The request
Print out the entries below with no edits.

Some records:
-- start --
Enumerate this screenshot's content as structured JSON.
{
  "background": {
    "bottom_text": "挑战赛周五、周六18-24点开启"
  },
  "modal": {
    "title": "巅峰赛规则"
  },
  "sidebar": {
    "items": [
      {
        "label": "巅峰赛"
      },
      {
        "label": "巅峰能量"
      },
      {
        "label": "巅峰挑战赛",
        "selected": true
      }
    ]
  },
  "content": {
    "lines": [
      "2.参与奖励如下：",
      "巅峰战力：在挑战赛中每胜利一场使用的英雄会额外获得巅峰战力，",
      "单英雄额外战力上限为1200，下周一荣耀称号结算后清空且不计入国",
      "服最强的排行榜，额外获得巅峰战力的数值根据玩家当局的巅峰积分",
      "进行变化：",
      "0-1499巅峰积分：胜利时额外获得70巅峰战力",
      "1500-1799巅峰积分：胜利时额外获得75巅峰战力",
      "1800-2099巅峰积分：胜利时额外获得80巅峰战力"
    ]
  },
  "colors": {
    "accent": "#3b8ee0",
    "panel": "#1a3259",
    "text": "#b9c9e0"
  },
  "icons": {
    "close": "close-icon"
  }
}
-- end --
The result
Enumerate this screenshot's content as structured JSON.
{
  "background": {
    "bottom_text": "挑战赛周五、周六18-24点开启"
  },
  "modal": {
    "title": "巅峰赛规则"
  },
  "sidebar": {
    "items": [
      {
        "label": "巅峰赛"
      },
      {
        "label": "巅峰能量"
      },
      {
        "label": "巅峰挑战赛",
        "selected": true
      }
    ]
  },
  "content": {
    "lines": [
      "2.参与奖励如下：",
      "巅峰战力：在挑战赛中每胜利一场使用的英雄会额外获得巅峰战力，",
      "单英雄额外战力上限为1200，下周一荣耀称号结算后清空且不计入国",
      "服最强的排行榜，额外获得巅峰战力的数值根据玩家当局的巅峰积分",
      "进行变化：",
      "0-1499巅峰积分：胜利时额外获得70巅峰战力",
      "1500-1799巅峰积分：胜利时额外获得75巅峰战力",
      "1800-2099巅峰积分：胜利时额外获得80巅峰战力"
    ]
  },
  "colors": {
    "accent": "#3b8ee0",
    "panel": "#1a3259",
    "text": "#b9c9e0"
  },
  "icons": {
    "close": "close-icon"
  }
}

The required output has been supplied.